Vermont will require all residents to have health insurance by 2020, despite the national backlash against ObamaCare's individual mandate that demanded the same requirement of all Americans. Just days after Vermont signed its individual mandate into law, New Jersey followed suit. The two states now join Massachusetts, which has had a similar mandate in place for years. The laws prove that the federal government is not the only government capable of overreach.
Vermont's law, signed by Republican Governor Phil Scott late last month, creates a commission to work out the details of the law, but one thing is certain: Residents will be required to have health insurance or face a penalty. The mandate is scheduled to go into effect on January 1, 2020.
Supporters of the bill resorted to the same talking points used to advocate the individual mandate. They claim it will make insurance more affordable for everyone by spreading the insurance risk among as many people as possible. “We are committed to maintaining Vermont’s low uninsured rate,” declared Rebecca Kelley, Scott’s communications director.
Even Republicans, who once understood individual liberties and the merits of the free market, support the law. "The stability of our insurance market really demanded this," stated Republican State Representative Anne Donahue, vice chair of the House Committee on Health Care.
Meanwhile, the Affordable Care Act's individual mandate will be repealed in 2019 after Americans rebelled against its government overreach. But according to Trish Riley, executive director for the National Academy for State Health Policy, the individual mandate's repeal may have been just the catalyst to guarantee Vermont's law. "It is really significant that Vermont established an individual mandate and filled the gap with the federal roll-back," Riley said.
It remains unclear whether the penalty for not having insurance will be a financial one.
"We had a lot of concern, I think everybody does, about people who are not buying it because it is still totally unaffordable," Donahue said. "The last thing you want to do to those folks is take money from them because they didn't have enough money to buy insurance."

> [The data]
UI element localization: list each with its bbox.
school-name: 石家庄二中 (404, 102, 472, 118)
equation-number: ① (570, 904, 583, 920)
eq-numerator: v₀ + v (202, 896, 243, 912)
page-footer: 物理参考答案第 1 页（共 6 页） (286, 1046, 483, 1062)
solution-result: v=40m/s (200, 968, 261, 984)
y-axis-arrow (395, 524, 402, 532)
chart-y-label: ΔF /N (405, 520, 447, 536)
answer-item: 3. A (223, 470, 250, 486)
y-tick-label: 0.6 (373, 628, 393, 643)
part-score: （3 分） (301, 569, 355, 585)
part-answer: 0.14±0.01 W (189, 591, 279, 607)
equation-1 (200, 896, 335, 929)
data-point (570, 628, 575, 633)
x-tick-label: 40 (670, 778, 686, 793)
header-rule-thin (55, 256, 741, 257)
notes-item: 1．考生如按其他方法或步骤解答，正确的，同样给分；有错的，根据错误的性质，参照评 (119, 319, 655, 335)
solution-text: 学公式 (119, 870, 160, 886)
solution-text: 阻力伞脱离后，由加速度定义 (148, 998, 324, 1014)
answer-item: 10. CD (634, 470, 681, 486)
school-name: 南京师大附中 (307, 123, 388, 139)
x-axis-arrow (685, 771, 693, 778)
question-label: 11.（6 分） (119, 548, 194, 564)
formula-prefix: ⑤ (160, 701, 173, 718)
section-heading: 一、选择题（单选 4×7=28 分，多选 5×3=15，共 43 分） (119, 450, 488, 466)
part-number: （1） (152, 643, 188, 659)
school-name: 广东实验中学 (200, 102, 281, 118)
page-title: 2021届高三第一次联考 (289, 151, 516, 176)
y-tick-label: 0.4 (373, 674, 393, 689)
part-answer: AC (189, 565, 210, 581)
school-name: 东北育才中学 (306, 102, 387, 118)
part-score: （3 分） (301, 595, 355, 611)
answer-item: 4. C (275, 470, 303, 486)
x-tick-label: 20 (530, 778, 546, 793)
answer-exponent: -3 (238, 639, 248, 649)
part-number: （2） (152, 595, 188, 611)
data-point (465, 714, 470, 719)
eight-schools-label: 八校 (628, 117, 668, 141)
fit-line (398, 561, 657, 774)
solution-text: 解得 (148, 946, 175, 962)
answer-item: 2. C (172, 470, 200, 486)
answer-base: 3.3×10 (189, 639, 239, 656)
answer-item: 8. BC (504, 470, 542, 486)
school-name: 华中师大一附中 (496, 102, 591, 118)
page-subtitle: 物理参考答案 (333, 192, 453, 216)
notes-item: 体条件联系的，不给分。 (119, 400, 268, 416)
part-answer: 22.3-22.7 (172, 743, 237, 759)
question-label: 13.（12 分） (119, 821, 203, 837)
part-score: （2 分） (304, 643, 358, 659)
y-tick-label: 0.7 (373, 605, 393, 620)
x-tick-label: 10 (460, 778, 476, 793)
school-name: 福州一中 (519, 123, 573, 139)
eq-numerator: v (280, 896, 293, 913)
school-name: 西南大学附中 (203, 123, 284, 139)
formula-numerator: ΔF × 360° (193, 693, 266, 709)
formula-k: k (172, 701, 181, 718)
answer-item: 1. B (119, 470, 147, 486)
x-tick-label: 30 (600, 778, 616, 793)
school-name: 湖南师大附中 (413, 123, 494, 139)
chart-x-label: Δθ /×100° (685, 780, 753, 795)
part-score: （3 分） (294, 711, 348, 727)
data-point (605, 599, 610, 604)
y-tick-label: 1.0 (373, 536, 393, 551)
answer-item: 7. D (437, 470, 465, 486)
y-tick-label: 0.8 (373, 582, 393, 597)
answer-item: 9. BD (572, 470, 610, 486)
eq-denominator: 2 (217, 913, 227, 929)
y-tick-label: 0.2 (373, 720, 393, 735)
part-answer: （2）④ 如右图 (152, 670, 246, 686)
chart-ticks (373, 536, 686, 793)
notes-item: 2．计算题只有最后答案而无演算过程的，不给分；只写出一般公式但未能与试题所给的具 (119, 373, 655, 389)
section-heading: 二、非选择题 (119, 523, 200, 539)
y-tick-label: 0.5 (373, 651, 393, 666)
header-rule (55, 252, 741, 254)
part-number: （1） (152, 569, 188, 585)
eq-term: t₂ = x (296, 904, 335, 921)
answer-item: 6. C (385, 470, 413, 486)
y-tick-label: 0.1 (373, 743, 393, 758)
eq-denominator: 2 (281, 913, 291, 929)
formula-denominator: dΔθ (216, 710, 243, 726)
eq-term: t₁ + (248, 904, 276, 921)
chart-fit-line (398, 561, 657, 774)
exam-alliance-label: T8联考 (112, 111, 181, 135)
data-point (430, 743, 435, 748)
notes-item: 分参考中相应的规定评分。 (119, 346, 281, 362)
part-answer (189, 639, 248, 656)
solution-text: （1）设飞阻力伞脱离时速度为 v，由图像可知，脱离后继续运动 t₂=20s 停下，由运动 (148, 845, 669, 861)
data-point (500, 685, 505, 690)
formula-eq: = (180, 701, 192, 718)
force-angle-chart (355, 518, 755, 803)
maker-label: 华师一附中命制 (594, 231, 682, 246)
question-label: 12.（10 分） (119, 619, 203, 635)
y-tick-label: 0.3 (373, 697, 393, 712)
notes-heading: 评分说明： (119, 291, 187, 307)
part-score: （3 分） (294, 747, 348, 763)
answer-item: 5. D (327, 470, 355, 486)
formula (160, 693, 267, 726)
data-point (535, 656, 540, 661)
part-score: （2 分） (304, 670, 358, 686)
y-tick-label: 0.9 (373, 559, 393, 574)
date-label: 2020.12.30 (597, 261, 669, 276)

> [Work request 1] In the article on Vermont's health insurance mandate, on what date is the mandate scheduled to take effect?
> [Work request 2] List every person named in the article on Vermont's health insurance mandate.
> [Work request 3] Retype the stretch of the article on Vermont's health insurance mandate from "Vermont's law, signed" through "January 1, 2020.".
The items come from a different source than the article on Vermont's health insurance mandate.

> [Response 1] January 1, 2020

> [Response 2] Phil Scott, Rebecca Kelley, Anne Donahue, Trish Riley

> [Response 3]
Vermont's law, signed by Republican Governor Phil Scott late last month, creates a commission to work out the details of the law, but one thing is certain: Residents will be required to have health insurance or face a penalty. The mandate is scheduled to go into effect on January 1, 2020.